[GIVEN DATA]:
▬▬▬▬▬▬▬▬▬▬

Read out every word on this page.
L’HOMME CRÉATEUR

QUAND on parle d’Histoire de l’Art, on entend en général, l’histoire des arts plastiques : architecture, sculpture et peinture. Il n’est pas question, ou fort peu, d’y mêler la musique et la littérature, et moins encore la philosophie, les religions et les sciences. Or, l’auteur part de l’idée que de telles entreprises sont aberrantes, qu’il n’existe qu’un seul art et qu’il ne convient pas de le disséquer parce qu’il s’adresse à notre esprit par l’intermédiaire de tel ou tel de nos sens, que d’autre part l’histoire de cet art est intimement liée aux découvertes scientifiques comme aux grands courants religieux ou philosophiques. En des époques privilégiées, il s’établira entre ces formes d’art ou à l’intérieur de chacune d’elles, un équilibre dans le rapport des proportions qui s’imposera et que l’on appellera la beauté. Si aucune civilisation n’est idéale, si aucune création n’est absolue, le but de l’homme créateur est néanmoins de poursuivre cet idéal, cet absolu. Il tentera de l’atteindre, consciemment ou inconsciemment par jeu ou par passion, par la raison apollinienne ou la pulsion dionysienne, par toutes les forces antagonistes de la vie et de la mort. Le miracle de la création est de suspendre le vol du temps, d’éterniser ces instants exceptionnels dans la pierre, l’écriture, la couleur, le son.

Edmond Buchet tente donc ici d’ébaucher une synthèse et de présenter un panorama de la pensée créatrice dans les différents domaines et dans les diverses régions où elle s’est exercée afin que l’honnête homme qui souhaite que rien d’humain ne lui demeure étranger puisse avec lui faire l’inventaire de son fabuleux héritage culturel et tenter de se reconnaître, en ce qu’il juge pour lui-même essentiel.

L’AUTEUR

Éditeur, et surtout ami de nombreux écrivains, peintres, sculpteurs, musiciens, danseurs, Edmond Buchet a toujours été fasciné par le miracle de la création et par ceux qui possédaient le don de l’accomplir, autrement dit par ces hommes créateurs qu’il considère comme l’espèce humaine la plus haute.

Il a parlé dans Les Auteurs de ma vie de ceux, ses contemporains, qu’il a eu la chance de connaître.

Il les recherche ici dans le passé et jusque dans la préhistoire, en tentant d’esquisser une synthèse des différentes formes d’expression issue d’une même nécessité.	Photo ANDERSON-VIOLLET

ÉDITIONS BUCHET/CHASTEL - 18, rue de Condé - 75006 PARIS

▬▬▬▬▬▬▬▬▬▬

[GOAL]:
Print the whole listing again, exactly.

[ANSWER TO THE EXERCISE]:
Read out every word on this page.
L’HOMME CRÉATEUR

QUAND on parle d’Histoire de l’Art, on entend en général, l’histoire des arts plastiques : architecture, sculpture et peinture. Il n’est pas question, ou fort peu, d’y mêler la musique et la littérature, et moins encore la philosophie, les religions et les sciences. Or, l’auteur part de l’idée que de telles entreprises sont aberrantes, qu’il n’existe qu’un seul art et qu’il ne convient pas de le disséquer parce qu’il s’adresse à notre esprit par l’intermédiaire de tel ou tel de nos sens, que d’autre part l’histoire de cet art est intimement liée aux découvertes scientifiques comme aux grands courants religieux ou philosophiques. En des époques privilégiées, il s’établira entre ces formes d’art ou à l’intérieur de chacune d’elles, un équilibre dans le rapport des proportions qui s’imposera et que l’on appellera la beauté. Si aucune civilisation n’est idéale, si aucune création n’est absolue, le but de l’homme créateur est néanmoins de poursuivre cet idéal, cet absolu. Il tentera de l’atteindre, consciemment ou inconsciemment par jeu ou par passion, par la raison apollinienne ou la pulsion dionysienne, par toutes les forces antagonistes de la vie et de la mort. Le miracle de la création est de suspendre le vol du temps, d’éterniser ces instants exceptionnels dans la pierre, l’écriture, la couleur, le son.

Edmond Buchet tente donc ici d’ébaucher une synthèse et de présenter un panorama de la pensée créatrice dans les différents domaines et dans les diverses régions où elle s’est exercée afin que l’honnête homme qui souhaite que rien d’humain ne lui demeure étranger puisse avec lui faire l’inventaire de son fabuleux héritage culturel et tenter de se reconnaître, en ce qu’il juge pour lui-même essentiel.

L’AUTEUR

Éditeur, et surtout ami de nombreux écrivains, peintres, sculpteurs, musiciens, danseurs, Edmond Buchet a toujours été fasciné par le miracle de la création et par ceux qui possédaient le don de l’accomplir, autrement dit par ces hommes créateurs qu’il considère comme l’espèce humaine la plus haute.

Il a parlé dans Les Auteurs de ma vie de ceux, ses contemporains, qu’il a eu la chance de connaître.

Il les recherche ici dans le passé et jusque dans la préhistoire, en tentant d’esquisser une synthèse des différentes formes d’expression issue d’une même nécessité.	Photo ANDERSON-VIOLLET

ÉDITIONS BUCHET/CHASTEL - 18, rue de Condé - 75006 PARIS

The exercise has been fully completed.